§ WHAT THE EXERCISE ASKS:
Count every line of the material that holds the string "的形式释放能量". Respond with the total only.
·····
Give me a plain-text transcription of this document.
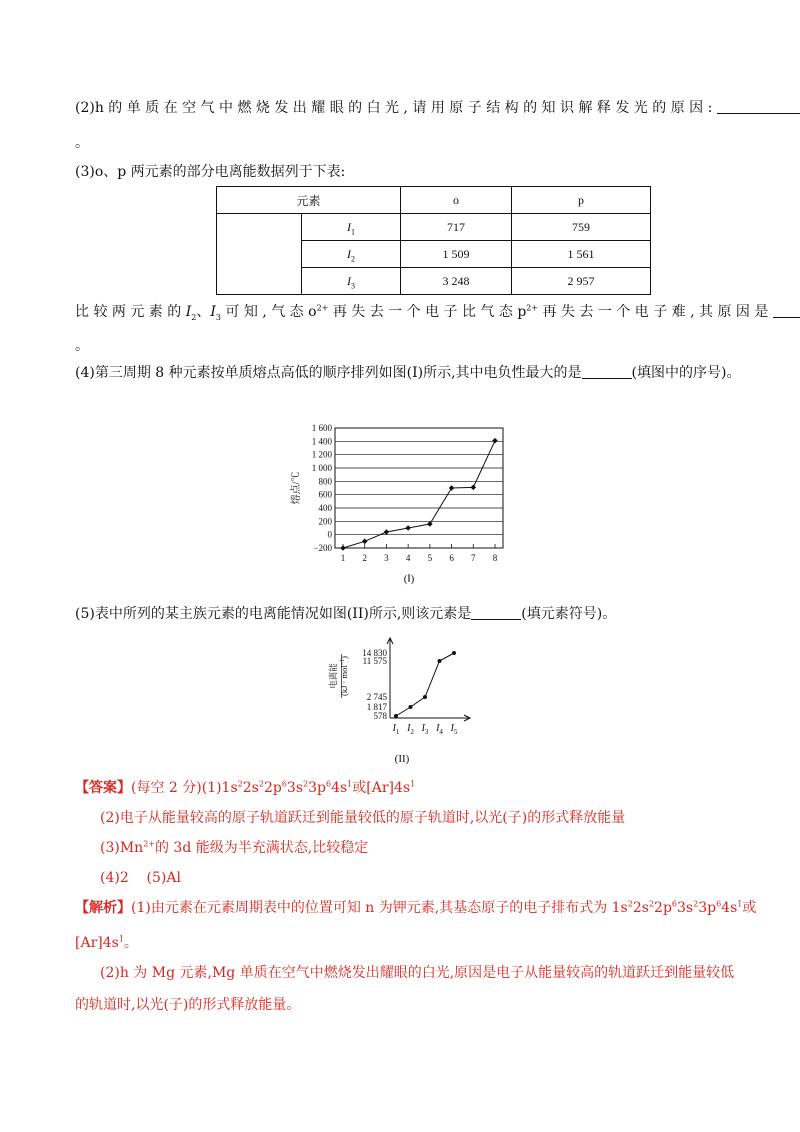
(2)h 的 单 质 在 空 气 中 燃 烧 发 出 耀 眼 的 白 光 , 请 用 原 子 结 构 的 知 识 解 释 发 光 的 原 因 :
。
(3)o、p 两元素的部分电离能数据列于下表:
元素		o	p
	$I_1$	717	759
	$I_2$	1 509	1 561
	$I_3$	3 248	2 957
比 较 两 元 素 的 $I_2$、$I_3$ 可 知 , 气 态 $o^{2+}$ 再 失 去 一 个 电 子 比 气 态 $p^{2+}$ 再 失 去 一 个 电 子 难 , 其 原 因 是
。
(4)第三周期 8 种元素按单质熔点高低的顺序排列如图(I)所示,其中电负性最大的是	(填图中的序号)。
1 600
1 400
1 200
1 000
800
600
400
200
0
−200
熔点/℃
1 2 3 4 5 6 7 8
(Ⅰ)
(5)表中所列的某主族元素的电离能情况如图(II)所示,则该元素是	(填元素符号)。
14 830
11 575
2 745
1 817
578
电离能 (kJ · mol$^{-1}$)
$I_1$ $I_2$ $I_3$ $I_4$ $I_5$
(II)
【答案】(每空 2 分)$(1)1s^22s^22p^63s^23p^64s^1$或$[Ar]4s^1$
(2)电子从能量较高的原子轨道跃迁到能量较低的原子轨道时,以光(子)的形式释放能量
$(3)Mn^{2+}$的 3d 能级为半充满状态,比较稳定
(4)2    (5)Al
【解析】(1)由元素在元素周期表中的位置可知 n 为钾元素,其基态原子的电子排布式为 $1s^22s^22p^63s^23p^64s^1$或
$[Ar]4s^1$。
(2)h 为 Mg 元素,Mg 单质在空气中燃烧发出耀眼的白光,原因是电子从能量较高的轨道跃迁到能量较低
的轨道时,以光(子)的形式释放能量。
·····
§ SOLUTION TO THIS EXERCISE:
2